Search the listing below for the string "through" and copy every line where it occurs.

* Start Exercise inputs *

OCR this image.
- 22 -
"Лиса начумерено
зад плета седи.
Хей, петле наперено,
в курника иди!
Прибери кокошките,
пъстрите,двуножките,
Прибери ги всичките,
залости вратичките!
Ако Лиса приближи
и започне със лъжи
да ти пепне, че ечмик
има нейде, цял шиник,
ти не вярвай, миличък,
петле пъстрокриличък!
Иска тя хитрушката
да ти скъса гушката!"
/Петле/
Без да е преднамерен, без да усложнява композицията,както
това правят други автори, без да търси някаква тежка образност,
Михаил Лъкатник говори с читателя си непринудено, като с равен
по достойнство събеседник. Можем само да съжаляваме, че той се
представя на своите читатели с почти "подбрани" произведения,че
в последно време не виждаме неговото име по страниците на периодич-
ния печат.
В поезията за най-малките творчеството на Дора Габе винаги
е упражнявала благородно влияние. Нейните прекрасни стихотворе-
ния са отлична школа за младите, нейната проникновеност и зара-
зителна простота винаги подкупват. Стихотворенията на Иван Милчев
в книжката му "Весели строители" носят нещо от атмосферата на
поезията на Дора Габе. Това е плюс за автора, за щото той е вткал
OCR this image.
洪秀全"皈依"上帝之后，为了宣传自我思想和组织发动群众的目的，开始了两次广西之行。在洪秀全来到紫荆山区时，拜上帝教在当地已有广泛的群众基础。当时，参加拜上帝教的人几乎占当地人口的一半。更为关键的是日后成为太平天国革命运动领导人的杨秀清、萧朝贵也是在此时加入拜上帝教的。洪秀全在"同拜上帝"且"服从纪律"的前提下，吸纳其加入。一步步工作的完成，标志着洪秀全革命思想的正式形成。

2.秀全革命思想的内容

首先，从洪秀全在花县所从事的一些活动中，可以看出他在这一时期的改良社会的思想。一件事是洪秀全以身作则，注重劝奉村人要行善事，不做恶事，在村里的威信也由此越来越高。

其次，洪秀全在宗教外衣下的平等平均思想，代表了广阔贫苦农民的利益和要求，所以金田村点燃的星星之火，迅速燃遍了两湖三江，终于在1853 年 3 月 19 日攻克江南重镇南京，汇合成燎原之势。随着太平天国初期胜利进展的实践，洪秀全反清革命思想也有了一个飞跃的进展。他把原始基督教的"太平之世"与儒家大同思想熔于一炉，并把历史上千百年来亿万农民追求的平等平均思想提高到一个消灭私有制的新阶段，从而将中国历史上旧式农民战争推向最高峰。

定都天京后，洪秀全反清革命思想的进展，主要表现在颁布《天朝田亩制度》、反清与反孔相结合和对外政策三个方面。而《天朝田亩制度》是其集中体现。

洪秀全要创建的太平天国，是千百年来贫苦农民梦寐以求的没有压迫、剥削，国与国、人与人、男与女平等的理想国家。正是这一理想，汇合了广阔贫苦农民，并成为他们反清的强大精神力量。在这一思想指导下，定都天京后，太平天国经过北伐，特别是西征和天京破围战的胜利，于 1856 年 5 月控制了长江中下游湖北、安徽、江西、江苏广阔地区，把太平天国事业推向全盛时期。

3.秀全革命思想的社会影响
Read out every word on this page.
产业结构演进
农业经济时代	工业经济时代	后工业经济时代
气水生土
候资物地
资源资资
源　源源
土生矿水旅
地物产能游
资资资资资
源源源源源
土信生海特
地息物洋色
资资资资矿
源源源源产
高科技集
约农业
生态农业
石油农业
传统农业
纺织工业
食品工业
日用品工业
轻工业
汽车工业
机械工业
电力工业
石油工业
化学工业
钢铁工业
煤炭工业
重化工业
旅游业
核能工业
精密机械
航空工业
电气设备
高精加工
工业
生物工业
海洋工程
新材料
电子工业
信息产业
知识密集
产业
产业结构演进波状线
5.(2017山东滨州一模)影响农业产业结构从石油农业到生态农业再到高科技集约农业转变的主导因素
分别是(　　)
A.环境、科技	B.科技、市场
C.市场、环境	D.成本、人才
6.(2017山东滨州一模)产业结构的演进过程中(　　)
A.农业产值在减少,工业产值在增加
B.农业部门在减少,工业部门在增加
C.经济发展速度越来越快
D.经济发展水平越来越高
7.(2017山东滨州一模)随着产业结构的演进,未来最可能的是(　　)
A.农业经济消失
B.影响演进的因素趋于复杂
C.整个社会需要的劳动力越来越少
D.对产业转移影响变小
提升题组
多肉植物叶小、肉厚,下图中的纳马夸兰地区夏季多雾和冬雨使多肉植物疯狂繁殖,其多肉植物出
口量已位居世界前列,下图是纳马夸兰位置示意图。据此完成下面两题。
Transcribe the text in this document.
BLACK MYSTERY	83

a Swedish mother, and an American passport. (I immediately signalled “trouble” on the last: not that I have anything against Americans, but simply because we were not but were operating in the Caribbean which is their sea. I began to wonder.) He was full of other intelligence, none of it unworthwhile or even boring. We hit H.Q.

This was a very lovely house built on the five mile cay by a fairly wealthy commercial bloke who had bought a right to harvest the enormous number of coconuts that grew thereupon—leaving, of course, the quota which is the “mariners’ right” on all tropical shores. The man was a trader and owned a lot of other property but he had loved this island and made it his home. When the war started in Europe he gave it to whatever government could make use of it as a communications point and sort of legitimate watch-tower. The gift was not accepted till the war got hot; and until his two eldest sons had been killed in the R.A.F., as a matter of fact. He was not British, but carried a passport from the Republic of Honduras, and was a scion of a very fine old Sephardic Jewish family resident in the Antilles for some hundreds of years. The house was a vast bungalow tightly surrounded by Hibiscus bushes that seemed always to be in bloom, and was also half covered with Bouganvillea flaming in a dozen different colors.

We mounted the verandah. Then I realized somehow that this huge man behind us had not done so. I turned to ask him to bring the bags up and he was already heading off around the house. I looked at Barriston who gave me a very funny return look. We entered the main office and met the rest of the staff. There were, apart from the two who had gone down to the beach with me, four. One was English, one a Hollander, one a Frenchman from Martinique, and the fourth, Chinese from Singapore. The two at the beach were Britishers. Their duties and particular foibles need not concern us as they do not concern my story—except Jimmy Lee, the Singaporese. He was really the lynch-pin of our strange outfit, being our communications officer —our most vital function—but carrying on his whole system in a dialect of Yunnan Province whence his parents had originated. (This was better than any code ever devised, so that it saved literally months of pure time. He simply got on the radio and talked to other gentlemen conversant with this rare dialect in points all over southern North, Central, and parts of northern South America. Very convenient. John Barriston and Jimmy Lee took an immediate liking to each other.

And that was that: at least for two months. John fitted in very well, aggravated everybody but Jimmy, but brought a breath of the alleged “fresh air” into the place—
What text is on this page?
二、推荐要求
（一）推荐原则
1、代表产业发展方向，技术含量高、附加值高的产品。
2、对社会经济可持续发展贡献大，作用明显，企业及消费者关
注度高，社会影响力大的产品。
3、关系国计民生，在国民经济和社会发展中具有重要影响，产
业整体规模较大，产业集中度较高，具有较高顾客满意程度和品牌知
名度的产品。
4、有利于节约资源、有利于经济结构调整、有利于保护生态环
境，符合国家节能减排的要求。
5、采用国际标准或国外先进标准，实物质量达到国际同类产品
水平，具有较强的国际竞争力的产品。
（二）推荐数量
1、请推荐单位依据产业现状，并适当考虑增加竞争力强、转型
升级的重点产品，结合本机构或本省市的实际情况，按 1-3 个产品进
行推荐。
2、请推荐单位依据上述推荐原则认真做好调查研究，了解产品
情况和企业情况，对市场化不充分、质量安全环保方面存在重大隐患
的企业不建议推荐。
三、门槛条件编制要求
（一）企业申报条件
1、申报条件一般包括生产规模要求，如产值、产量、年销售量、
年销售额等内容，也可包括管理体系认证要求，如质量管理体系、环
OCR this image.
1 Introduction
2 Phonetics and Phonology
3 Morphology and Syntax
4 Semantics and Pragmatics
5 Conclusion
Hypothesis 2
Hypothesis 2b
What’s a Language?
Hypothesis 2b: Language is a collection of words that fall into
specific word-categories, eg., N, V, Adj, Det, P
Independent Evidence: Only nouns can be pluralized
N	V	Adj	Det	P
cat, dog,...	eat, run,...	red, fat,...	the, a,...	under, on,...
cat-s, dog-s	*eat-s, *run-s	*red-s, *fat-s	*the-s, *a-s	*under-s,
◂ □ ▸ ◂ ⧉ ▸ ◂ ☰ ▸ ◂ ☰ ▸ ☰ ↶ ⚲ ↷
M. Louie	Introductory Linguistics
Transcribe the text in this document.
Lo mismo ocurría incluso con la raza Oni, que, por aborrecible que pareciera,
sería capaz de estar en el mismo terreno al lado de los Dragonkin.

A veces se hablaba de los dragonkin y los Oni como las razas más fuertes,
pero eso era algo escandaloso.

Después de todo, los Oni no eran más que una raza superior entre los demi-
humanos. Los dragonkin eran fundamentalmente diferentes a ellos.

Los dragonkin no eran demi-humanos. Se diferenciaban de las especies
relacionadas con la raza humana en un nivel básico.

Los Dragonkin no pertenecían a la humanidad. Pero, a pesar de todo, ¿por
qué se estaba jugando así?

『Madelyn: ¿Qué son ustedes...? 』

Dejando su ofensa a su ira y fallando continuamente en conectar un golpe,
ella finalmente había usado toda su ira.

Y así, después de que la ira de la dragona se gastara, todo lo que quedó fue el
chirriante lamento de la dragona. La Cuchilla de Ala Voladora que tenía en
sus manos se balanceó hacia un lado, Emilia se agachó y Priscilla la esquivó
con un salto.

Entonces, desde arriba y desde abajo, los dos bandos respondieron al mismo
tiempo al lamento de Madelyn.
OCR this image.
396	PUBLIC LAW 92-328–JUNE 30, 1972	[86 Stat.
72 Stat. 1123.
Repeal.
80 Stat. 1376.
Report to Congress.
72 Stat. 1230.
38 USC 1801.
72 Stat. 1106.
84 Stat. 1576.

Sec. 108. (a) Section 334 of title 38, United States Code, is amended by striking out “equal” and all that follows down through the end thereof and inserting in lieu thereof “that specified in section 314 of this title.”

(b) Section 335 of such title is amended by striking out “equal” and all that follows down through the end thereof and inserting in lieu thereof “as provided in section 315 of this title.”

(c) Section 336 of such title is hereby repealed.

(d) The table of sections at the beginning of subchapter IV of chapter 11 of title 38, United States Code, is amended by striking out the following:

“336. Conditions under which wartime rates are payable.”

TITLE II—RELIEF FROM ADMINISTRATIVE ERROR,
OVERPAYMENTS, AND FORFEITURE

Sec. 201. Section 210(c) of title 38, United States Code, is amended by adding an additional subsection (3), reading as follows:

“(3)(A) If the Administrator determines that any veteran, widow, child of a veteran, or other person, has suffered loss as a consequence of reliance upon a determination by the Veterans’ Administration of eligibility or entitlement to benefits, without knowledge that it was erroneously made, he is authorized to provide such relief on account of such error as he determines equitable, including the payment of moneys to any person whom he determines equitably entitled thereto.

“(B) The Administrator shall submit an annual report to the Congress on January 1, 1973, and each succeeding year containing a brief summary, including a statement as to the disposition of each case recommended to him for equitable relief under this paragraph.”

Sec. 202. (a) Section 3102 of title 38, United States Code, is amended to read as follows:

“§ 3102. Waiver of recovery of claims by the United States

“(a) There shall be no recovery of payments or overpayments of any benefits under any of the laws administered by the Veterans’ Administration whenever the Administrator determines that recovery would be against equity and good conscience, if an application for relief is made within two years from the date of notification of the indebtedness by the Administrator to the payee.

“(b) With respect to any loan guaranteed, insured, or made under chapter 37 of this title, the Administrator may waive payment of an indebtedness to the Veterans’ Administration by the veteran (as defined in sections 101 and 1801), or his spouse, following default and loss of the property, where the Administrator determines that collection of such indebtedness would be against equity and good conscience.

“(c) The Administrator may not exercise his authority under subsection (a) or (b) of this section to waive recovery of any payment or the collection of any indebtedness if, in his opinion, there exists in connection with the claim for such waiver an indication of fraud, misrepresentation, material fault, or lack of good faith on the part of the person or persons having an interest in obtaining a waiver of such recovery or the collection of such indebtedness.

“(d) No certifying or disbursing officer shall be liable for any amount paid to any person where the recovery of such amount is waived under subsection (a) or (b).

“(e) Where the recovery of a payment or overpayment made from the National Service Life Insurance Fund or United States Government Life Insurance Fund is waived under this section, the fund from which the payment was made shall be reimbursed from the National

* End Exercise inputs *

• Response to the task
Sec. 108. (a) Section 334 of title 38, United States Code, is amended by striking out “equal” and all that follows down through the end thereof and inserting in lieu thereof “that specified in section 314 of this title.”
(b) Section 335 of such title is amended by striking out “equal” and all that follows down through the end thereof and inserting in lieu thereof “as provided in section 315 of this title.”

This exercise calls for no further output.